START Exercise materials

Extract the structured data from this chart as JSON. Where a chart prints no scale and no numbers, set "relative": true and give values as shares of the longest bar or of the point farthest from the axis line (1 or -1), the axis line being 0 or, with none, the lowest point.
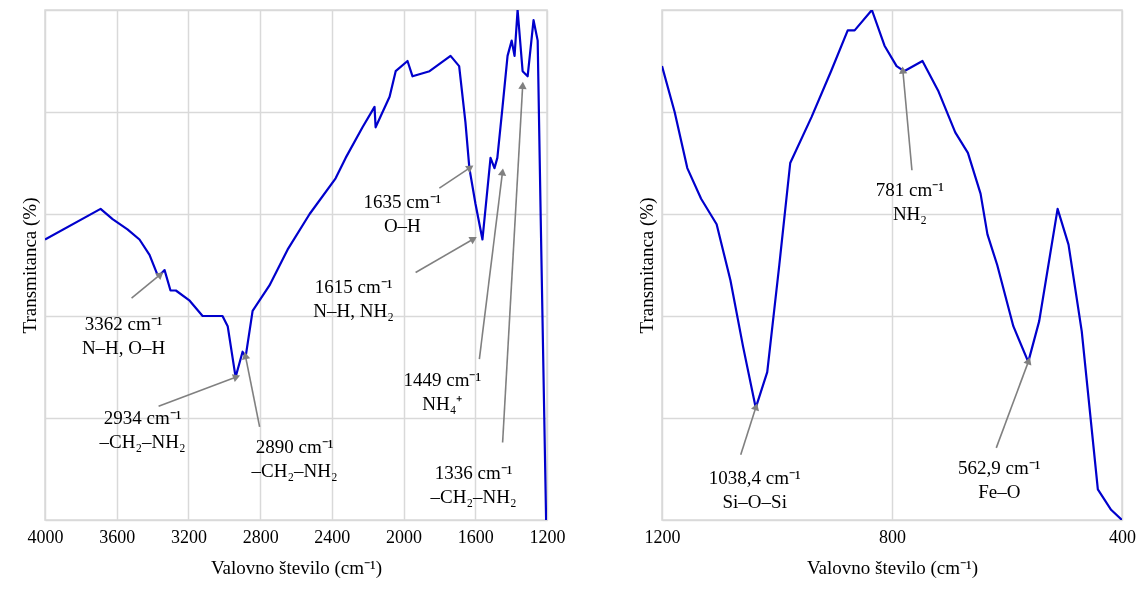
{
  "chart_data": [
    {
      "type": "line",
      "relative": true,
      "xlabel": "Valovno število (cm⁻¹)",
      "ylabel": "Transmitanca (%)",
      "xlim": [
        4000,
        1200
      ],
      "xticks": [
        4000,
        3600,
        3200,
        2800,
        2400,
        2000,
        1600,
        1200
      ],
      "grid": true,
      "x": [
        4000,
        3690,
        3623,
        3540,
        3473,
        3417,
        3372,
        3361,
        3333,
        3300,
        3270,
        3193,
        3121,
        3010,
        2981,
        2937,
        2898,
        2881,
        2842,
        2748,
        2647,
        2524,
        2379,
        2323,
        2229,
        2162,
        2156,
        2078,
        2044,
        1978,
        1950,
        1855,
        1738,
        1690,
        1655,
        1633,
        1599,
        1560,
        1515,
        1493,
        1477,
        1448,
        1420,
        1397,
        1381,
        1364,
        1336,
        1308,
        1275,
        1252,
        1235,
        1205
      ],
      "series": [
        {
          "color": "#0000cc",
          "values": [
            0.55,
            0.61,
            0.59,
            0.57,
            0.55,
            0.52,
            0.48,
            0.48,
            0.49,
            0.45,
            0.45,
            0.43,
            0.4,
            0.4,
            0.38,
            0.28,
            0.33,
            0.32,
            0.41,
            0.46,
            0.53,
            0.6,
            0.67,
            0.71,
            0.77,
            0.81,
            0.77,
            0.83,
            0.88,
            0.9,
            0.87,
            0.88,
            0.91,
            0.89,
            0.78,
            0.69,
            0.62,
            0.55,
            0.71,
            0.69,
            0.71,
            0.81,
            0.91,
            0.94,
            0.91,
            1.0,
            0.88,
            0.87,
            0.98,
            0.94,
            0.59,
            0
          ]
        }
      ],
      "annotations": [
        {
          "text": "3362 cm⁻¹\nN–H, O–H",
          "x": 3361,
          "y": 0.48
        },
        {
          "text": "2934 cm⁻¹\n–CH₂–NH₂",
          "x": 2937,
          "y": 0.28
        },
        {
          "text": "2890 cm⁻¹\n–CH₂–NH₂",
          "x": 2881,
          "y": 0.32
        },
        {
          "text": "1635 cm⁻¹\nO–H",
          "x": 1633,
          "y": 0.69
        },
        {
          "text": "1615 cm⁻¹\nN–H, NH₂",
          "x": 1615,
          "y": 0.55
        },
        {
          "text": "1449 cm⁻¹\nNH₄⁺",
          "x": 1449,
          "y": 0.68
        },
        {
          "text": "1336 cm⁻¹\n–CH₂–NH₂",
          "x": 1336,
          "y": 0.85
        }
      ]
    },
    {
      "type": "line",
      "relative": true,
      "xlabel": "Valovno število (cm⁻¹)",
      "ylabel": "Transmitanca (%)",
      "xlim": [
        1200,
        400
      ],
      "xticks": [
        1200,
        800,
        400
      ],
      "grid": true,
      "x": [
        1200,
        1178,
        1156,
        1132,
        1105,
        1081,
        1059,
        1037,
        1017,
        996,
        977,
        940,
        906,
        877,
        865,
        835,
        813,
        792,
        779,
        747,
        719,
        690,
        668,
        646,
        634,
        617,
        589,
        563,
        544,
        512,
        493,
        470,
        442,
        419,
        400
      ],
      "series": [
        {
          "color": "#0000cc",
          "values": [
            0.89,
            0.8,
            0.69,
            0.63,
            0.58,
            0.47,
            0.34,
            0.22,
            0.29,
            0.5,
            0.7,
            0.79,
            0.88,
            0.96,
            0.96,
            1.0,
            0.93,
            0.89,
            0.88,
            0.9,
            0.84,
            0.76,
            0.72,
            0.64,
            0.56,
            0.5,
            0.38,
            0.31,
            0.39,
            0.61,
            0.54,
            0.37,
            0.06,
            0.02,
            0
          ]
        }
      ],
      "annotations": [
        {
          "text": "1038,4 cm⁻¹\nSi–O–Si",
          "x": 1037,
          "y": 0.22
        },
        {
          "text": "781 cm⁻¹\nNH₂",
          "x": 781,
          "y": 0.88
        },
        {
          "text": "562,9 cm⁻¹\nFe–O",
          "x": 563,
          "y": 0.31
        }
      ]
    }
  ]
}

END Exercise materials

Task directions:
Return each line exactly as written. Any picture gets left out.

Solution to the problem:
Extract the structured data from this chart as JSON. Where a chart prints no scale and no numbers, set "relative": true and give values as shares of the longest bar or of the point farthest from the axis line (1 or -1), the axis line being 0 or, with none, the lowest point.
{
  "chart_data": [
    {
      "type": "line",
      "relative": true,
      "xlabel": "Valovno število (cm⁻¹)",
      "ylabel": "Transmitanca (%)",
      "xlim": [
        4000,
        1200
      ],
      "xticks": [
        4000,
        3600,
        3200,
        2800,
        2400,
        2000,
        1600,
        1200
      ],
      "grid": true,
      "x": [
        4000,
        3690,
        3623,
        3540,
        3473,
        3417,
        3372,
        3361,
        3333,
        3300,
        3270,
        3193,
        3121,
        3010,
        2981,
        2937,
        2898,
        2881,
        2842,
        2748,
        2647,
        2524,
        2379,
        2323,
        2229,
        2162,
        2156,
        2078,
        2044,
        1978,
        1950,
        1855,
        1738,
        1690,
        1655,
        1633,
        1599,
        1560,
        1515,
        1493,
        1477,
        1448,
        1420,
        1397,
        1381,
        1364,
        1336,
        1308,
        1275,
        1252,
        1235,
        1205
      ],
      "series": [
        {
          "color": "#0000cc",
          "values": [
            0.55,
            0.61,
            0.59,
            0.57,
            0.55,
            0.52,
            0.48,
            0.48,
            0.49,
            0.45,
            0.45,
            0.43,
            0.4,
            0.4,
            0.38,
            0.28,
            0.33,
            0.32,
            0.41,
            0.46,
            0.53,
            0.6,
            0.67,
            0.71,
            0.77,
            0.81,
            0.77,
            0.83,
            0.88,
            0.9,
            0.87,
            0.88,
            0.91,
            0.89,
            0.78,
            0.69,
            0.62,
            0.55,
            0.71,
            0.69,
            0.71,
            0.81,
            0.91,
            0.94,
            0.91,
            1.0,
            0.88,
            0.87,
            0.98,
            0.94,
            0.59,
            0
          ]
        }
      ],
      "annotations": [
        {
          "text": "3362 cm⁻¹\nN–H, O–H",
          "x": 3361,
          "y": 0.48
        },
        {
          "text": "2934 cm⁻¹\n–CH₂–NH₂",
          "x": 2937,
          "y": 0.28
        },
        {
          "text": "2890 cm⁻¹\n–CH₂–NH₂",
          "x": 2881,
          "y": 0.32
        },
        {
          "text": "1635 cm⁻¹\nO–H",
          "x": 1633,
          "y": 0.69
        },
        {
          "text": "1615 cm⁻¹\nN–H, NH₂",
          "x": 1615,
          "y": 0.55
        },
        {
          "text": "1449 cm⁻¹\nNH₄⁺",
          "x": 1449,
          "y": 0.68
        },
        {
          "text": "1336 cm⁻¹\n–CH₂–NH₂",
          "x": 1336,
          "y": 0.85
        }
      ]
    },
    {
      "type": "line",
      "relative": true,
      "xlabel": "Valovno število (cm⁻¹)",
      "ylabel": "Transmitanca (%)",
      "xlim": [
        1200,
        400
      ],
      "xticks": [
        1200,
        800,
        400
      ],
      "grid": true,
      "x": [
        1200,
        1178,
        1156,
        1132,
        1105,
        1081,
        1059,
        1037,
        1017,
        996,
        977,
        940,
        906,
        877,
        865,
        835,
        813,
        792,
        779,
        747,
        719,
        690,
        668,
        646,
        634,
        617,
        589,
        563,
        544,
        512,
        493,
        470,
        442,
        419,
        400
      ],
      "series": [
        {
          "color": "#0000cc",
          "values": [
            0.89,
            0.8,
            0.69,
            0.63,
            0.58,
            0.47,
            0.34,
            0.22,
            0.29,
            0.5,
            0.7,
            0.79,
            0.88,
            0.96,
            0.96,
            1.0,
            0.93,
            0.89,
            0.88,
            0.9,
            0.84,
            0.76,
            0.72,
            0.64,
            0.56,
            0.5,
            0.38,
            0.31,
            0.39,
            0.61,
            0.54,
            0.37,
            0.06,
            0.02,
            0
          ]
        }
      ],
      "annotations": [
        {
          "text": "1038,4 cm⁻¹\nSi–O–Si",
          "x": 1037,
          "y": 0.22
        },
        {
          "text": "781 cm⁻¹\nNH₂",
          "x": 781,
          "y": 0.88
        },
        {
          "text": "562,9 cm⁻¹\nFe–O",
          "x": 563,
          "y": 0.31
        }
      ]
    }
  ]
}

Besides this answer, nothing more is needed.